• RECORDS SUPPLIED
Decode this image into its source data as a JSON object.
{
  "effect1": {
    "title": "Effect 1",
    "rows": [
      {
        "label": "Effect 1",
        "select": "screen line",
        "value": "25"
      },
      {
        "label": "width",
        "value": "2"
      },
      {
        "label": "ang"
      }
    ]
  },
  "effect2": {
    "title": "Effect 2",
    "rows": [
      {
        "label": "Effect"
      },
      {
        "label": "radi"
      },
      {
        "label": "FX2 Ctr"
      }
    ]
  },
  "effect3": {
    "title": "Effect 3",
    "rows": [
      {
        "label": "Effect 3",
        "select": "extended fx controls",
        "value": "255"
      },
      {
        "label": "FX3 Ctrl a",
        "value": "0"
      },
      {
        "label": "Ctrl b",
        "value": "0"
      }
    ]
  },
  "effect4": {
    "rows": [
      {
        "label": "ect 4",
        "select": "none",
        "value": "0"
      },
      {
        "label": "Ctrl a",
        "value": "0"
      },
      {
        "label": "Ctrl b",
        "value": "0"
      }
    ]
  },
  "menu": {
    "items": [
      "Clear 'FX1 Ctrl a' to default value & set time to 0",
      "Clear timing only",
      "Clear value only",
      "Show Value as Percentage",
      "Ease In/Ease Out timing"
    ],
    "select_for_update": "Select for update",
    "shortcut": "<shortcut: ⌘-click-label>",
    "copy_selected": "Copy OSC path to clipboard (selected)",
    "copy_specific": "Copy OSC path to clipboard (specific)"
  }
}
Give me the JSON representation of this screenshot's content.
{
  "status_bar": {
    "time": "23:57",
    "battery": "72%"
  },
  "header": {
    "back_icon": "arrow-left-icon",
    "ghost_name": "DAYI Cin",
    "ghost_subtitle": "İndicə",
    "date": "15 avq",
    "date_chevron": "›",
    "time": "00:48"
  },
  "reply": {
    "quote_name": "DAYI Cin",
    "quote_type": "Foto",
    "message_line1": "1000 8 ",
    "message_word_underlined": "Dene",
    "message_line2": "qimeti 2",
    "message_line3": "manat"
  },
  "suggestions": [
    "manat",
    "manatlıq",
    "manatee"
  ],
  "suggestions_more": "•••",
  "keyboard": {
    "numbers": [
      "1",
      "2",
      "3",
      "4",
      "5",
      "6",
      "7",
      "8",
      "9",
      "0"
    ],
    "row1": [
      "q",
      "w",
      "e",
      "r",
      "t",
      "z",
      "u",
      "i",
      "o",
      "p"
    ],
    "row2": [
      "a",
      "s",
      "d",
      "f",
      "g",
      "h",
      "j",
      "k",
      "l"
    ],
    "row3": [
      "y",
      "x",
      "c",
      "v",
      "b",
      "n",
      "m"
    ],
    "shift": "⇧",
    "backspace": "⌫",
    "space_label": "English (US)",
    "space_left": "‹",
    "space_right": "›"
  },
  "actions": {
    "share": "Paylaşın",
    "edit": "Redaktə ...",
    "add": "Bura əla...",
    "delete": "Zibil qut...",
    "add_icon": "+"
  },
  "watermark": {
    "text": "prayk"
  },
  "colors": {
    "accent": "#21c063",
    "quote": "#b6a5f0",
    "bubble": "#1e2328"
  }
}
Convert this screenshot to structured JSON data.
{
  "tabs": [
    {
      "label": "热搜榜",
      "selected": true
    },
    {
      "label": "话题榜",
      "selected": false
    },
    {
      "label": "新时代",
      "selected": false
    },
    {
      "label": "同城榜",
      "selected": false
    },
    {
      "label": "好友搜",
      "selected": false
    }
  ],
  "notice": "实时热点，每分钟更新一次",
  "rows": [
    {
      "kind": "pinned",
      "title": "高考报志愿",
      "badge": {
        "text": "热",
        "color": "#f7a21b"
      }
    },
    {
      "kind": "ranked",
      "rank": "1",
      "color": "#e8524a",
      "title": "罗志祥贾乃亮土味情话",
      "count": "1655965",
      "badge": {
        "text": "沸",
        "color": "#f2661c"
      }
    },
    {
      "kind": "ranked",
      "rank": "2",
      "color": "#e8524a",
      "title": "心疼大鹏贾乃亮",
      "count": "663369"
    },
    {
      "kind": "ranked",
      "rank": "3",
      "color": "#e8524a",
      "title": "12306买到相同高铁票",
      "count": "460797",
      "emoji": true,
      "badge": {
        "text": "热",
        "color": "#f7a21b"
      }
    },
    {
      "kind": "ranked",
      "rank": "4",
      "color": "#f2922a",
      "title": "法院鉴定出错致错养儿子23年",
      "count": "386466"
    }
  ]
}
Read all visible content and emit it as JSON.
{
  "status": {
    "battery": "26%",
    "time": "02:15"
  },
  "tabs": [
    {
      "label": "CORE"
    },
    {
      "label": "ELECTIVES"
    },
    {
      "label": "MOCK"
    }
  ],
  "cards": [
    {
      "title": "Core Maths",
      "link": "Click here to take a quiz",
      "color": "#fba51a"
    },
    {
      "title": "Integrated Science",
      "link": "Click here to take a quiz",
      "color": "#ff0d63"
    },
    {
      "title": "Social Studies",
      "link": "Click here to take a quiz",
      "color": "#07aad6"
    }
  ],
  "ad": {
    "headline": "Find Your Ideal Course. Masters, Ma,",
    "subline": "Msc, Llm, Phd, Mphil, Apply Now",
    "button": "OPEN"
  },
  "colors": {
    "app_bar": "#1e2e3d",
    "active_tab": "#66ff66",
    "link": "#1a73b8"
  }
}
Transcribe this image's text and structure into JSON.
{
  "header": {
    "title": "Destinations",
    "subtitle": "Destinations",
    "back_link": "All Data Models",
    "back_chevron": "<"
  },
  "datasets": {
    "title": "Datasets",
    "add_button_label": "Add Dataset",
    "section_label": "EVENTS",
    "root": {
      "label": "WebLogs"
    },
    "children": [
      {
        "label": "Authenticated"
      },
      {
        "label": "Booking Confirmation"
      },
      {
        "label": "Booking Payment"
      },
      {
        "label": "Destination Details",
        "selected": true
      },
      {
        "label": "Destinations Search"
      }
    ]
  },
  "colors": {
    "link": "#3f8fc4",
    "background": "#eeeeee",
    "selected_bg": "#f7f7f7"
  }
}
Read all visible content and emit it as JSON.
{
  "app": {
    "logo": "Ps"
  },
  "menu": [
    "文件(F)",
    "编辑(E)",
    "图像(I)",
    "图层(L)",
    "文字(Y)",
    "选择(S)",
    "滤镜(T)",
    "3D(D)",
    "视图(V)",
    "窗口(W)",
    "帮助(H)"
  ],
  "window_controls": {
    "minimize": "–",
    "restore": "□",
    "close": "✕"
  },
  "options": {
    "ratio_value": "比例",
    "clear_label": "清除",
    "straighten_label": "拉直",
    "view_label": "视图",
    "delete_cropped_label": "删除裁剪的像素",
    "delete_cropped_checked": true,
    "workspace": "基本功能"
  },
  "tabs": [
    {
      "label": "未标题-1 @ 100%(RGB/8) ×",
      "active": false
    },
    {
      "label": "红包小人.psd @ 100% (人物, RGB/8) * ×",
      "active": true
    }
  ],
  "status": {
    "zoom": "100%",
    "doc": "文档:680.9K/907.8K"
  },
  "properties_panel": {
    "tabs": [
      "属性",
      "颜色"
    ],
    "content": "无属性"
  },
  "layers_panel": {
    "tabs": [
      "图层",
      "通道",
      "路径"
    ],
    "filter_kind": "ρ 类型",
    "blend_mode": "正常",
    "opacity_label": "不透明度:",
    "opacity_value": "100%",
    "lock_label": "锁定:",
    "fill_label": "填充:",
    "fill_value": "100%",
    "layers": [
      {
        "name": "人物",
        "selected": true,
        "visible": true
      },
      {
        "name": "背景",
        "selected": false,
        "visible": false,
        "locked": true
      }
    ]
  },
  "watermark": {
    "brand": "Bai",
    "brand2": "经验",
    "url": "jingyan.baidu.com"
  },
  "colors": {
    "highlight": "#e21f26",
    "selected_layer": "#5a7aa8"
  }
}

• INSTRUCTION
Pull out each record as written and restate it exactly.

• FINISHED TASK
Decode this image into its source data as a JSON object.
{
  "effect1": {
    "title": "Effect 1",
    "rows": [
      {
        "label": "Effect 1",
        "select": "screen line",
        "value": "25"
      },
      {
        "label": "width",
        "value": "2"
      },
      {
        "label": "ang"
      }
    ]
  },
  "effect2": {
    "title": "Effect 2",
    "rows": [
      {
        "label": "Effect"
      },
      {
        "label": "radi"
      },
      {
        "label": "FX2 Ctr"
      }
    ]
  },
  "effect3": {
    "title": "Effect 3",
    "rows": [
      {
        "label": "Effect 3",
        "select": "extended fx controls",
        "value": "255"
      },
      {
        "label": "FX3 Ctrl a",
        "value": "0"
      },
      {
        "label": "Ctrl b",
        "value": "0"
      }
    ]
  },
  "effect4": {
    "rows": [
      {
        "label": "ect 4",
        "select": "none",
        "value": "0"
      },
      {
        "label": "Ctrl a",
        "value": "0"
      },
      {
        "label": "Ctrl b",
        "value": "0"
      }
    ]
  },
  "menu": {
    "items": [
      "Clear 'FX1 Ctrl a' to default value & set time to 0",
      "Clear timing only",
      "Clear value only",
      "Show Value as Percentage",
      "Ease In/Ease Out timing"
    ],
    "select_for_update": "Select for update",
    "shortcut": "<shortcut: ⌘-click-label>",
    "copy_selected": "Copy OSC path to clipboard (selected)",
    "copy_specific": "Copy OSC path to clipboard (specific)"
  }
}
Give me the JSON representation of this screenshot's content.
{
  "status_bar": {
    "time": "23:57",
    "battery": "72%"
  },
  "header": {
    "back_icon": "arrow-left-icon",
    "ghost_name": "DAYI Cin",
    "ghost_subtitle": "İndicə",
    "date": "15 avq",
    "date_chevron": "›",
    "time": "00:48"
  },
  "reply": {
    "quote_name": "DAYI Cin",
    "quote_type": "Foto",
    "message_line1": "1000 8 ",
    "message_word_underlined": "Dene",
    "message_line2": "qimeti 2",
    "message_line3": "manat"
  },
  "suggestions": [
    "manat",
    "manatlıq",
    "manatee"
  ],
  "suggestions_more": "•••",
  "keyboard": {
    "numbers": [
      "1",
      "2",
      "3",
      "4",
      "5",
      "6",
      "7",
      "8",
      "9",
      "0"
    ],
    "row1": [
      "q",
      "w",
      "e",
      "r",
      "t",
      "z",
      "u",
      "i",
      "o",
      "p"
    ],
    "row2": [
      "a",
      "s",
      "d",
      "f",
      "g",
      "h",
      "j",
      "k",
      "l"
    ],
    "row3": [
      "y",
      "x",
      "c",
      "v",
      "b",
      "n",
      "m"
    ],
    "shift": "⇧",
    "backspace": "⌫",
    "space_label": "English (US)",
    "space_left": "‹",
    "space_right": "›"
  },
  "actions": {
    "share": "Paylaşın",
    "edit": "Redaktə ...",
    "add": "Bura əla...",
    "delete": "Zibil qut...",
    "add_icon": "+"
  },
  "watermark": {
    "text": "prayk"
  },
  "colors": {
    "accent": "#21c063",
    "quote": "#b6a5f0",
    "bubble": "#1e2328"
  }
}
Convert this screenshot to structured JSON data.
{
  "tabs": [
    {
      "label": "热搜榜",
      "selected": true
    },
    {
      "label": "话题榜",
      "selected": false
    },
    {
      "label": "新时代",
      "selected": false
    },
    {
      "label": "同城榜",
      "selected": false
    },
    {
      "label": "好友搜",
      "selected": false
    }
  ],
  "notice": "实时热点，每分钟更新一次",
  "rows": [
    {
      "kind": "pinned",
      "title": "高考报志愿",
      "badge": {
        "text": "热",
        "color": "#f7a21b"
      }
    },
    {
      "kind": "ranked",
      "rank": "1",
      "color": "#e8524a",
      "title": "罗志祥贾乃亮土味情话",
      "count": "1655965",
      "badge": {
        "text": "沸",
        "color": "#f2661c"
      }
    },
    {
      "kind": "ranked",
      "rank": "2",
      "color": "#e8524a",
      "title": "心疼大鹏贾乃亮",
      "count": "663369"
    },
    {
      "kind": "ranked",
      "rank": "3",
      "color": "#e8524a",
      "title": "12306买到相同高铁票",
      "count": "460797",
      "emoji": true,
      "badge": {
        "text": "热",
        "color": "#f7a21b"
      }
    },
    {
      "kind": "ranked",
      "rank": "4",
      "color": "#f2922a",
      "title": "法院鉴定出错致错养儿子23年",
      "count": "386466"
    }
  ]
}
Read all visible content and emit it as JSON.
{
  "status": {
    "battery": "26%",
    "time": "02:15"
  },
  "tabs": [
    {
      "label": "CORE"
    },
    {
      "label": "ELECTIVES"
    },
    {
      "label": "MOCK"
    }
  ],
  "cards": [
    {
      "title": "Core Maths",
      "link": "Click here to take a quiz",
      "color": "#fba51a"
    },
    {
      "title": "Integrated Science",
      "link": "Click here to take a quiz",
      "color": "#ff0d63"
    },
    {
      "title": "Social Studies",
      "link": "Click here to take a quiz",
      "color": "#07aad6"
    }
  ],
  "ad": {
    "headline": "Find Your Ideal Course. Masters, Ma,",
    "subline": "Msc, Llm, Phd, Mphil, Apply Now",
    "button": "OPEN"
  },
  "colors": {
    "app_bar": "#1e2e3d",
    "active_tab": "#66ff66",
    "link": "#1a73b8"
  }
}
Transcribe this image's text and structure into JSON.
{
  "header": {
    "title": "Destinations",
    "subtitle": "Destinations",
    "back_link": "All Data Models",
    "back_chevron": "<"
  },
  "datasets": {
    "title": "Datasets",
    "add_button_label": "Add Dataset",
    "section_label": "EVENTS",
    "root": {
      "label": "WebLogs"
    },
    "children": [
      {
        "label": "Authenticated"
      },
      {
        "label": "Booking Confirmation"
      },
      {
        "label": "Booking Payment"
      },
      {
        "label": "Destination Details",
        "selected": true
      },
      {
        "label": "Destinations Search"
      }
    ]
  },
  "colors": {
    "link": "#3f8fc4",
    "background": "#eeeeee",
    "selected_bg": "#f7f7f7"
  }
}
Read all visible content and emit it as JSON.
{
  "app": {
    "logo": "Ps"
  },
  "menu": [
    "文件(F)",
    "编辑(E)",
    "图像(I)",
    "图层(L)",
    "文字(Y)",
    "选择(S)",
    "滤镜(T)",
    "3D(D)",
    "视图(V)",
    "窗口(W)",
    "帮助(H)"
  ],
  "window_controls": {
    "minimize": "–",
    "restore": "□",
    "close": "✕"
  },
  "options": {
    "ratio_value": "比例",
    "clear_label": "清除",
    "straighten_label": "拉直",
    "view_label": "视图",
    "delete_cropped_label": "删除裁剪的像素",
    "delete_cropped_checked": true,
    "workspace": "基本功能"
  },
  "tabs": [
    {
      "label": "未标题-1 @ 100%(RGB/8) ×",
      "active": false
    },
    {
      "label": "红包小人.psd @ 100% (人物, RGB/8) * ×",
      "active": true
    }
  ],
  "status": {
    "zoom": "100%",
    "doc": "文档:680.9K/907.8K"
  },
  "properties_panel": {
    "tabs": [
      "属性",
      "颜色"
    ],
    "content": "无属性"
  },
  "layers_panel": {
    "tabs": [
      "图层",
      "通道",
      "路径"
    ],
    "filter_kind": "ρ 类型",
    "blend_mode": "正常",
    "opacity_label": "不透明度:",
    "opacity_value": "100%",
    "lock_label": "锁定:",
    "fill_label": "填充:",
    "fill_value": "100%",
    "layers": [
      {
        "name": "人物",
        "selected": true,
        "visible": true
      },
      {
        "name": "背景",
        "selected": false,
        "visible": false,
        "locked": true
      }
    ]
  },
  "watermark": {
    "brand": "Bai",
    "brand2": "经验",
    "url": "jingyan.baidu.com"
  },
  "colors": {
    "highlight": "#e21f26",
    "selected_layer": "#5a7aa8"
  }
}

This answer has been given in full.